What this task involves:
Your task is to copy every line of the records below that contains "управления".

Extracted data entries:
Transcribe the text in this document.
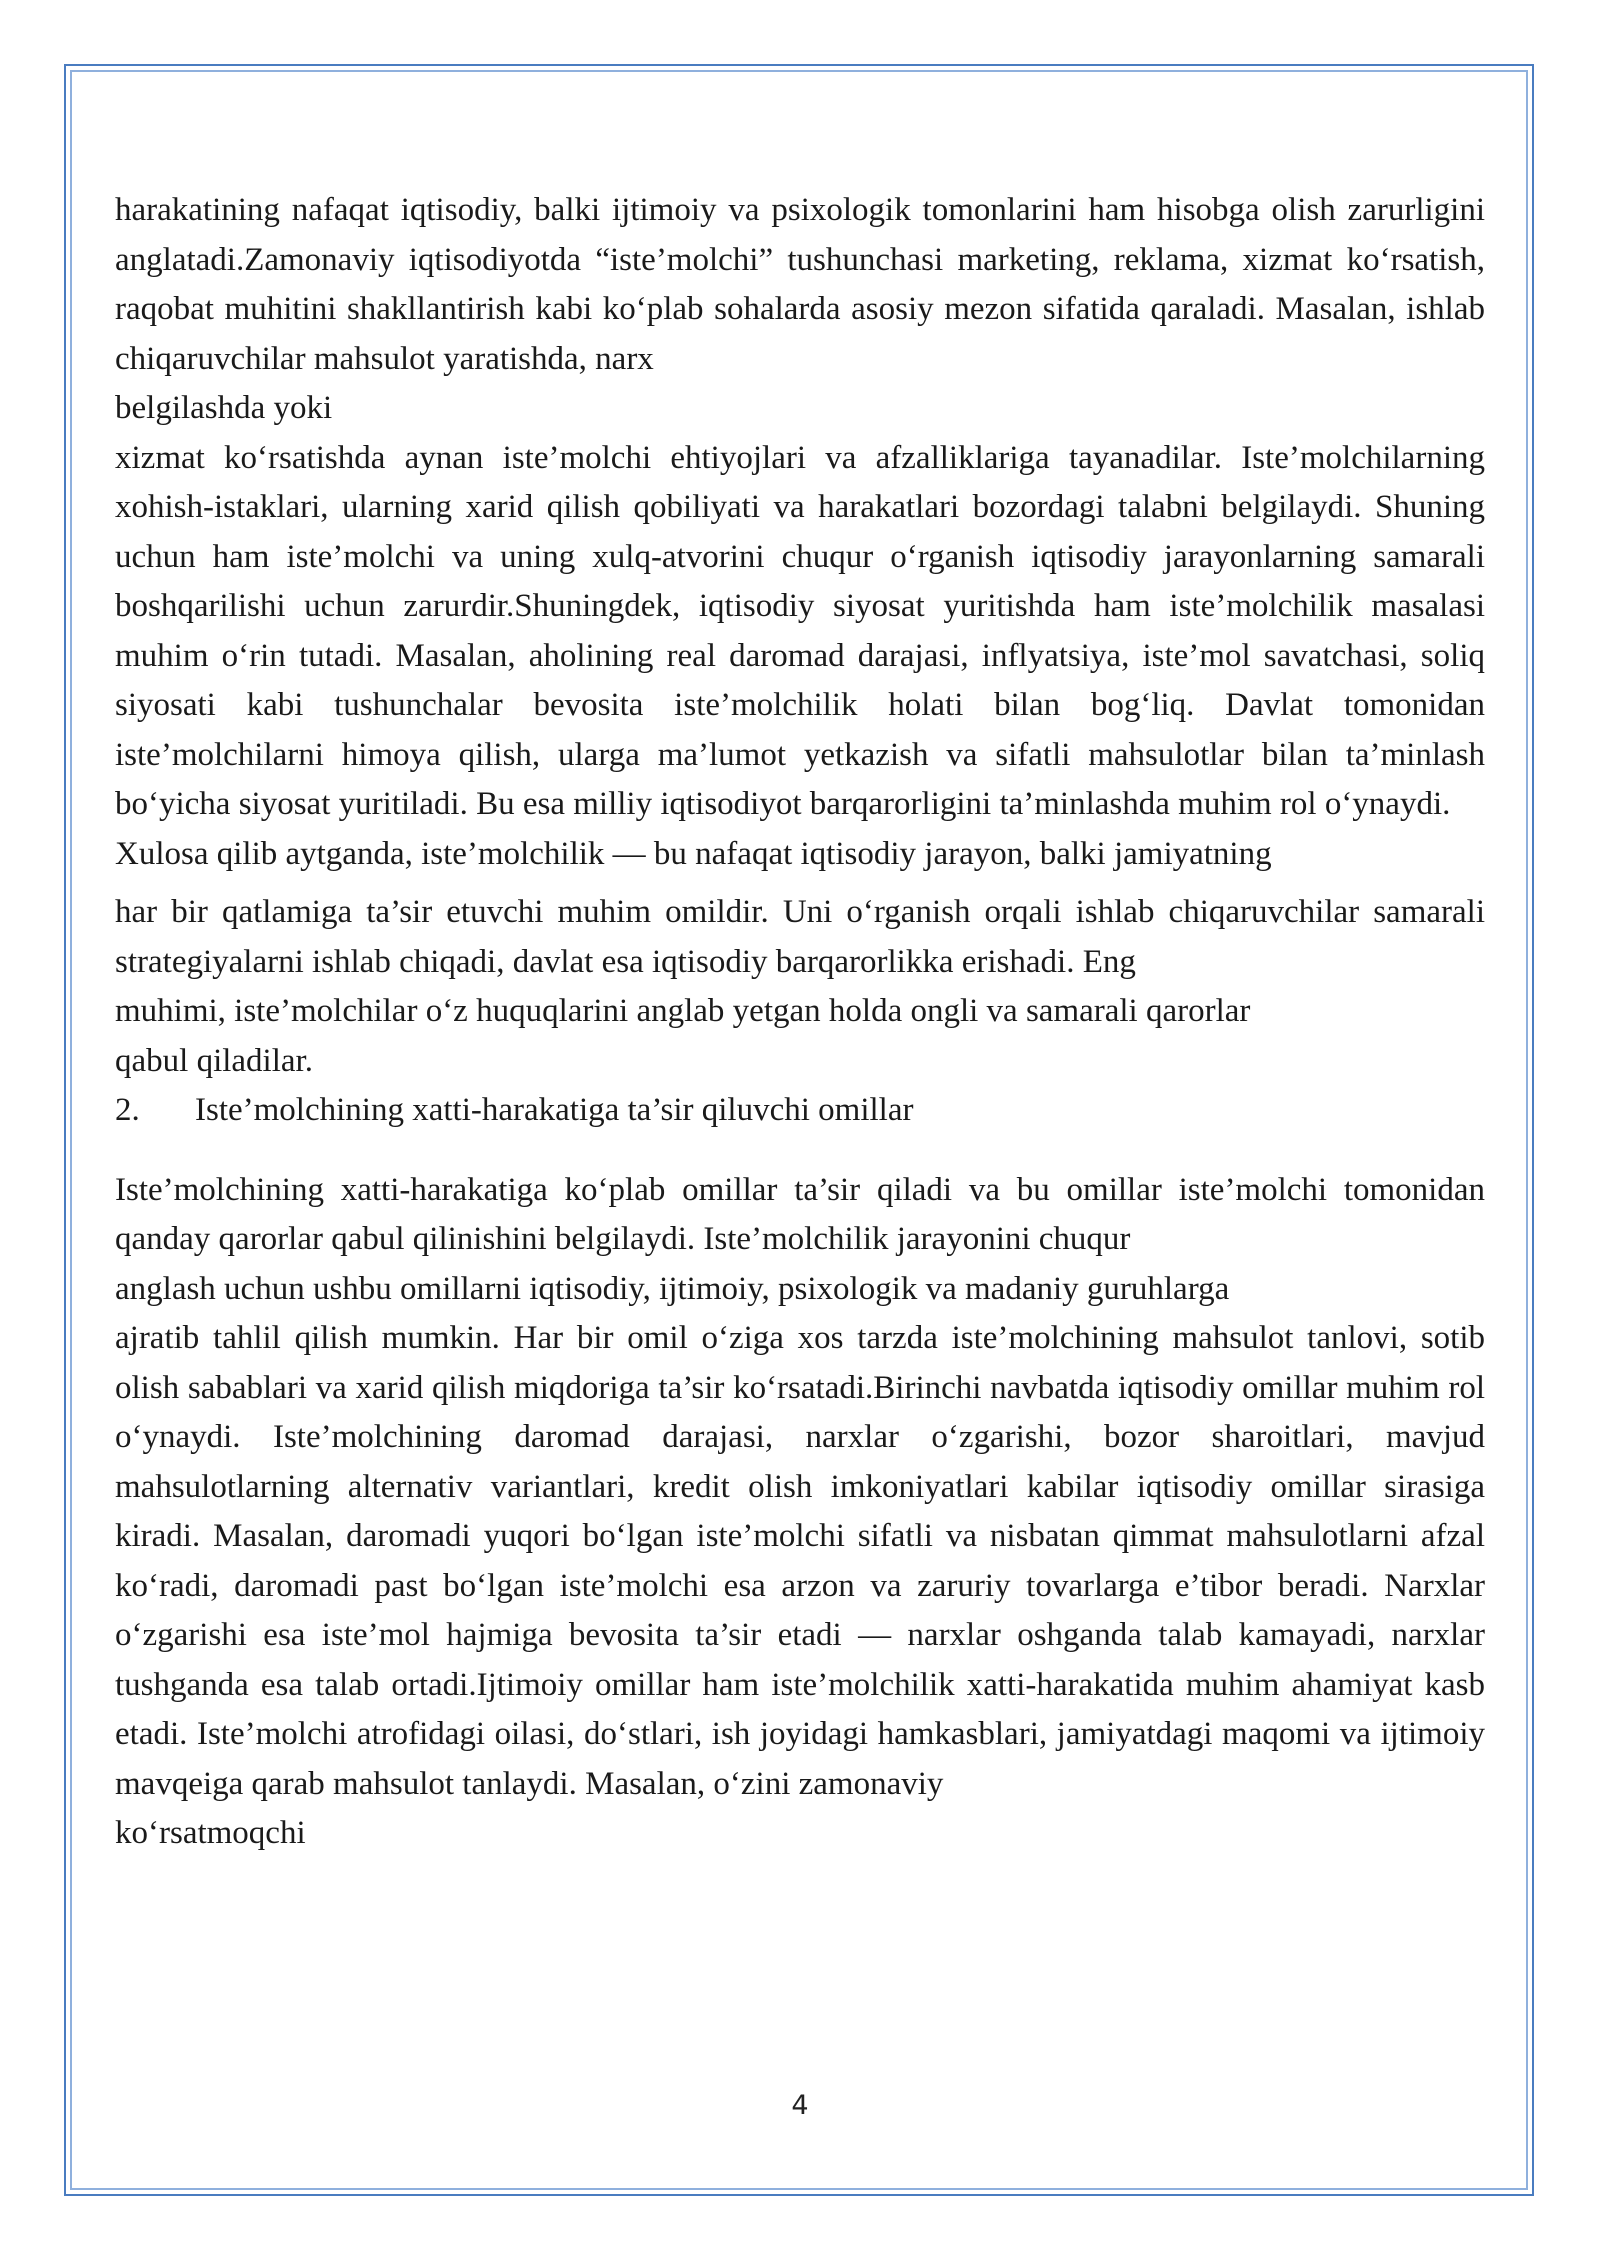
harakatining nafaqat iqtisodiy, balki ijtimoiy va psixologik tomonlarini ham hisobga olish zarurligini anglatadi.Zamonaviy iqtisodiyotda “iste’molchi” tushunchasi marketing, reklama, xizmat ko‘rsatish, raqobat muhitini shakllantirish kabi ko‘plab sohalarda asosiy mezon sifatida qaraladi. Masalan, ishlab chiqaruvchilar mahsulot yaratishda, narx

belgilashda yoki

xizmat ko‘rsatishda aynan iste’molchi ehtiyojlari va afzalliklariga tayanadilar. Iste’molchilarning xohish-istaklari, ularning xarid qilish qobiliyati va harakatlari bozordagi talabni belgilaydi. Shuning uchun ham iste’molchi va uning xulq-atvorini chuqur o‘rganish iqtisodiy jarayonlarning samarali boshqarilishi uchun zarurdir.Shuningdek, iqtisodiy siyosat yuritishda ham iste’molchilik masalasi muhim o‘rin tutadi. Masalan, aholining real daromad darajasi, inflyatsiya, iste’mol savatchasi, soliq siyosati kabi tushunchalar bevosita iste’molchilik holati bilan bog‘liq. Davlat tomonidan iste’molchilarni himoya qilish, ularga ma’lumot yetkazish va sifatli mahsulotlar bilan ta’minlash bo‘yicha siyosat yuritiladi. Bu esa milliy iqtisodiyot barqarorligini ta’minlashda muhim rol o‘ynaydi.

Xulosa qilib aytganda, iste’molchilik — bu nafaqat iqtisodiy jarayon, balki jamiyatning

har bir qatlamiga ta’sir etuvchi muhim omildir. Uni o‘rganish orqali ishlab chiqaruvchilar samarali strategiyalarni ishlab chiqadi, davlat esa iqtisodiy barqarorlikka erishadi. Eng

muhimi, iste’molchilar o‘z huquqlarini anglab yetgan holda ongli va samarali qarorlar

qabul qiladilar.

2.	Iste’molchining xatti-harakatiga ta’sir qiluvchi omillar

Iste’molchining xatti-harakatiga ko‘plab omillar ta’sir qiladi va bu omillar iste’molchi tomonidan qanday qarorlar qabul qilinishini belgilaydi. Iste’molchilik jarayonini chuqur

anglash uchun ushbu omillarni iqtisodiy, ijtimoiy, psixologik va madaniy guruhlarga

ajratib tahlil qilish mumkin. Har bir omil o‘ziga xos tarzda iste’molchining mahsulot tanlovi, sotib olish sabablari va xarid qilish miqdoriga ta’sir ko‘rsatadi.Birinchi navbatda iqtisodiy omillar muhim rol o‘ynaydi. Iste’molchining daromad darajasi, narxlar o‘zgarishi, bozor sharoitlari, mavjud mahsulotlarning alternativ variantlari, kredit olish imkoniyatlari kabilar iqtisodiy omillar sirasiga kiradi. Masalan, daromadi yuqori bo‘lgan iste’molchi sifatli va nisbatan qimmat mahsulotlarni afzal ko‘radi, daromadi past bo‘lgan iste’molchi esa arzon va zaruriy tovarlarga e’tibor beradi. Narxlar o‘zgarishi esa iste’mol hajmiga bevosita ta’sir etadi — narxlar oshganda talab kamayadi, narxlar tushganda esa talab ortadi.Ijtimoiy omillar ham iste’molchilik xatti-harakatida muhim ahamiyat kasb etadi. Iste’molchi atrofidagi oilasi, do‘stlari, ish joyidagi hamkasblari, jamiyatdagi maqomi va ijtimoiy mavqeiga qarab mahsulot tanlaydi. Masalan, o‘zini zamonaviy

ko‘rsatmoqchi

4
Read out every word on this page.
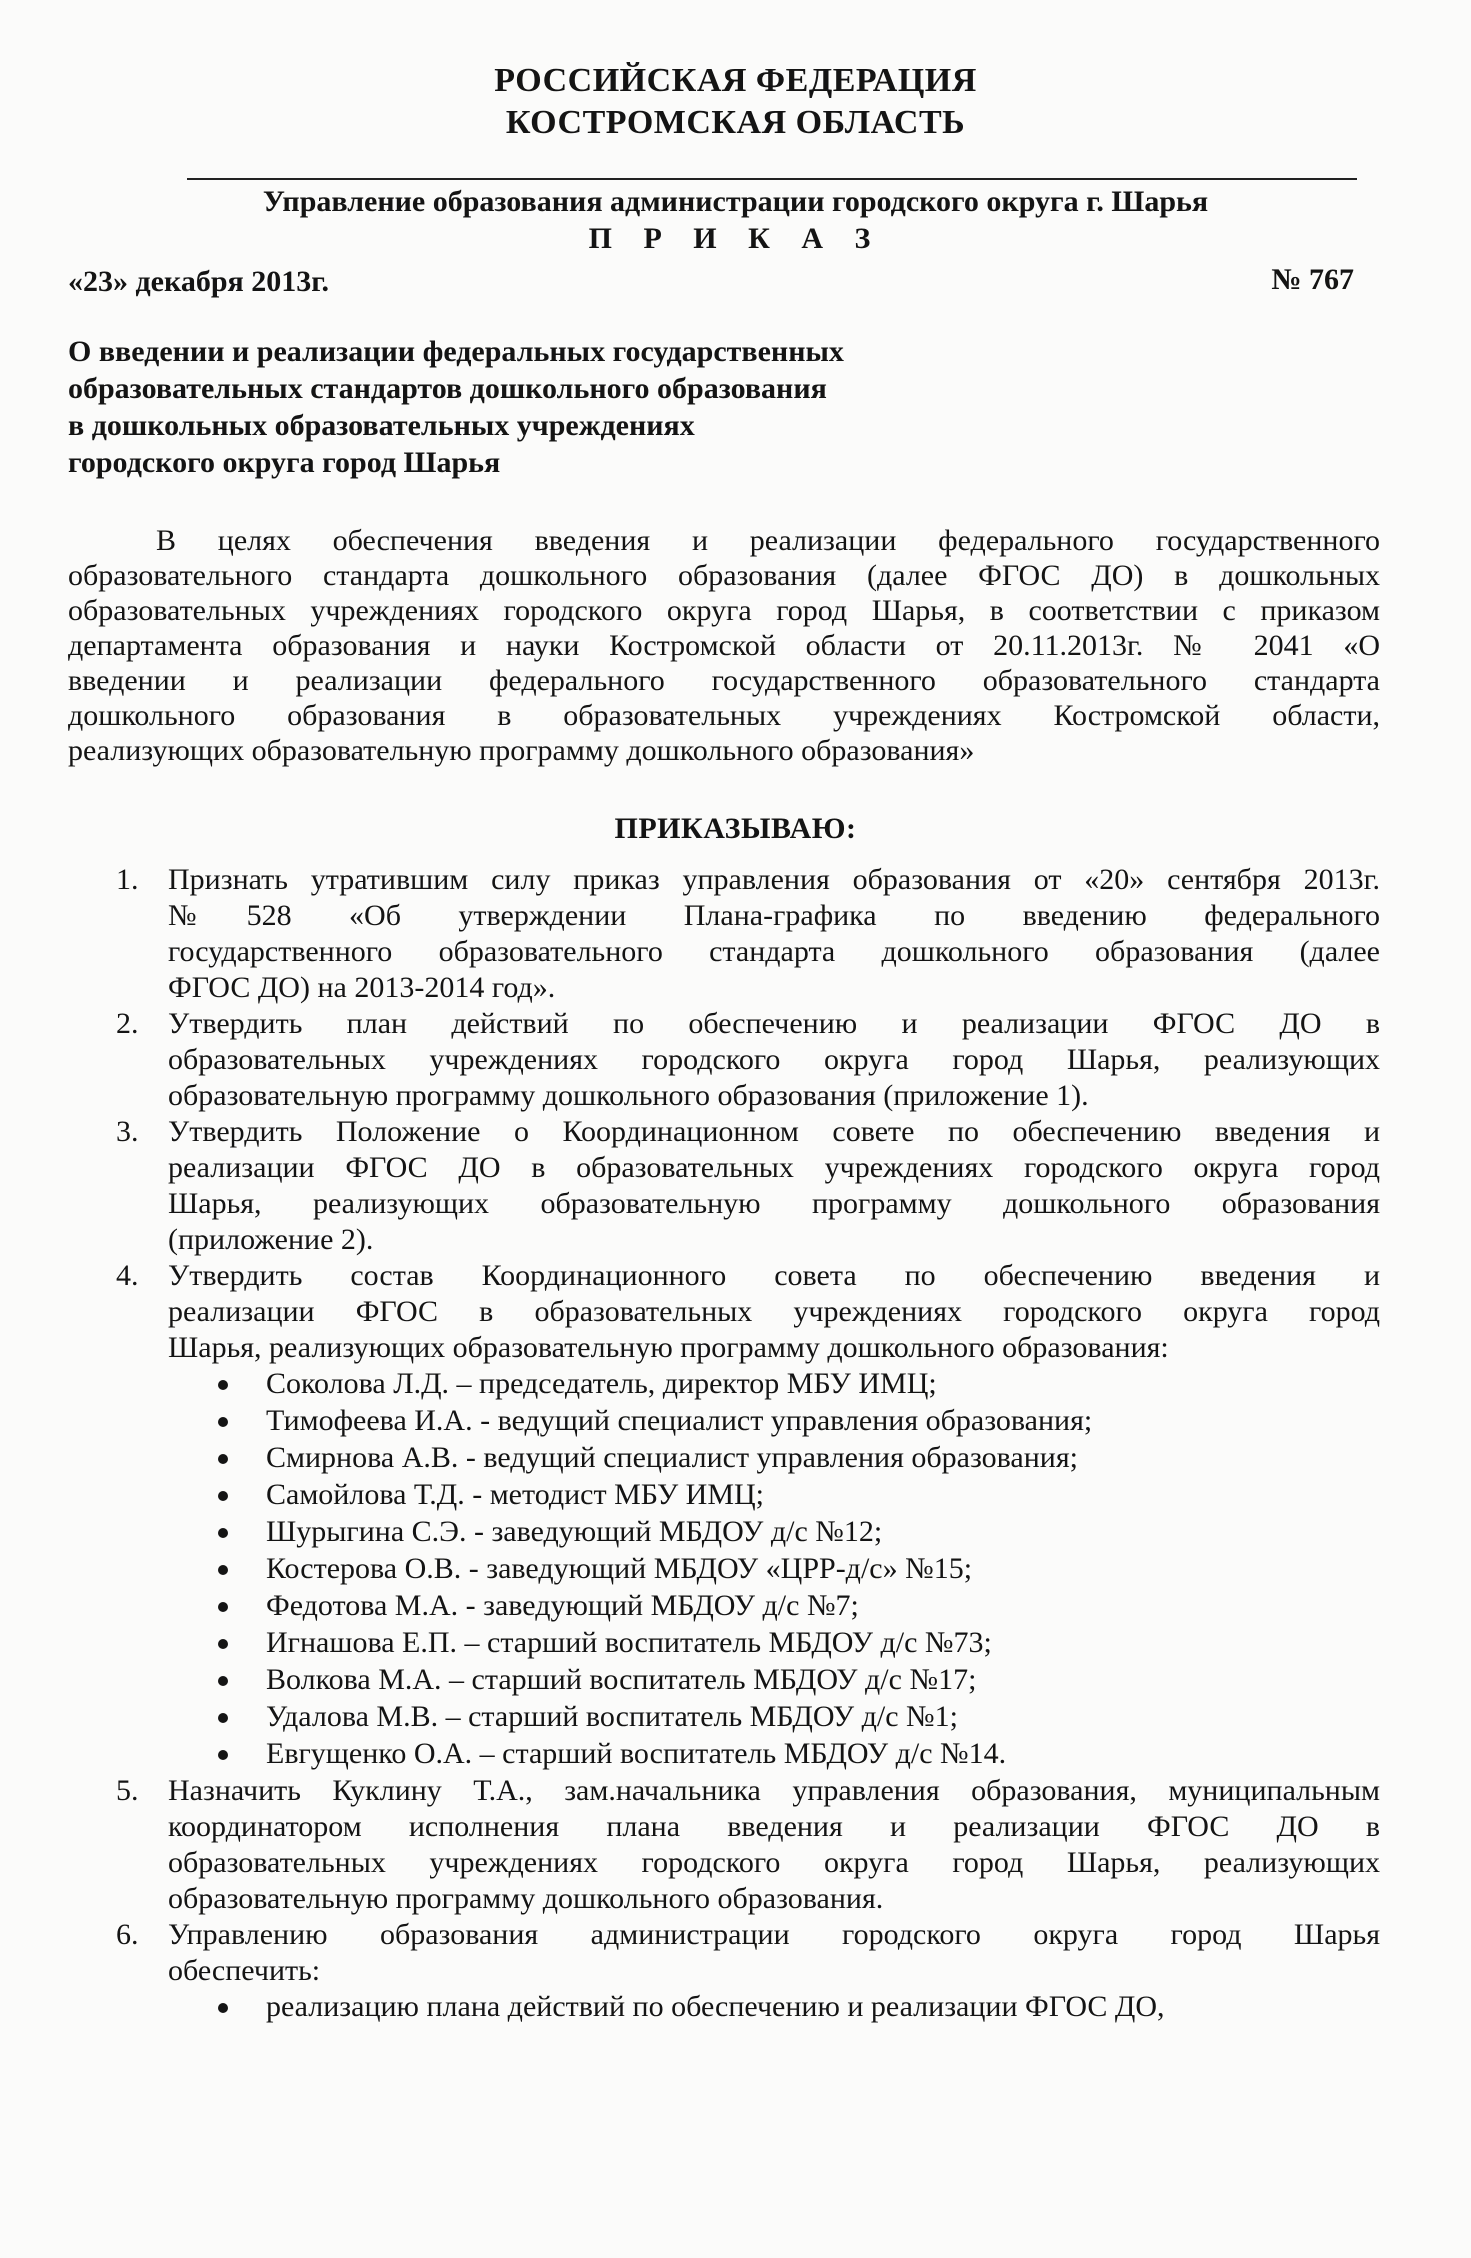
РОССИЙСКАЯ ФЕДЕРАЦИЯ
КОСТРОМСКАЯ ОБЛАСТЬ
Управление образования администрации городского округа г. Шарья
П Р И К А З
«23» декабря 2013г.	№ 767
О введении и реализации федеральных государственных
образовательных стандартов дошкольного образования
в дошкольных образовательных учреждениях
городского округа город Шарья
В целях обеспечения введения и реализации федерального государственного
образовательного стандарта дошкольного образования (далее ФГОС ДО) в дошкольных
образовательных учреждениях городского округа город Шарья, в соответствии с приказом
департамента образования и науки Костромской области от 20.11.2013г. № 2041 «О
введении и реализации федерального государственного образовательного стандарта
дошкольного образования в образовательных учреждениях Костромской области,
реализующих образовательную программу дошкольного образования»
ПРИКАЗЫВАЮ:
1. Признать утратившим силу приказ управления образования от «20» сентября 2013г.
№528 «Об утверждении Плана-графика по введению федерального
государственного образовательного стандарта дошкольного образования (далее
ФГОС ДО) на 2013-2014 год».
2. Утвердить план действий по обеспечению и реализации ФГОС ДО в
образовательных учреждениях городского округа город Шарья, реализующих
образовательную программу дошкольного образования (приложение 1).
3. Утвердить Положение о Координационном совете по обеспечению введения и
реализации ФГОС ДО в образовательных учреждениях городского округа город
Шарья, реализующих образовательную программу дошкольного образования
(приложение 2).
4. Утвердить состав Координационного совета по обеспечению введения и
реализации ФГОС в образовательных учреждениях городского округа город
Шарья, реализующих образовательную программу дошкольного образования:
Соколова Л.Д. – председатель, директор МБУ ИМЦ;
Тимофеева И.А. - ведущий специалист управления образования;
Смирнова А.В. - ведущий специалист управления образования;
Самойлова Т.Д. - методист МБУ ИМЦ;
Шурыгина С.Э. - заведующий МБДОУ д/с №12;
Костерова О.В. - заведующий МБДОУ «ЦРР-д/с» №15;
Федотова М.А. - заведующий МБДОУ д/с №7;
Игнашова Е.П. – старший воспитатель МБДОУ д/с №73;
Волкова М.А. – старший воспитатель МБДОУ д/с №17;
Удалова М.В. – старший воспитатель МБДОУ д/с №1;
Евгущенко О.А. – старший воспитатель МБДОУ д/с №14.
5. Назначить Куклину Т.А., зам.начальника управления образования, муниципальным
координатором исполнения плана введения и реализации ФГОС ДО в
образовательных учреждениях городского округа город Шарья, реализующих
образовательную программу дошкольного образования.
6. Управлению образования администрации городского округа город Шарья
обеспечить:
реализацию плана действий по обеспечению и реализации ФГОС ДО,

Reply to the task:
1. Признать утратившим силу приказ управления образования от «20» сентября 2013г.
Тимофеева И.А. - ведущий специалист управления образования;
Смирнова А.В. - ведущий специалист управления образования;
5. Назначить Куклину Т.А., зам.начальника управления образования, муниципальным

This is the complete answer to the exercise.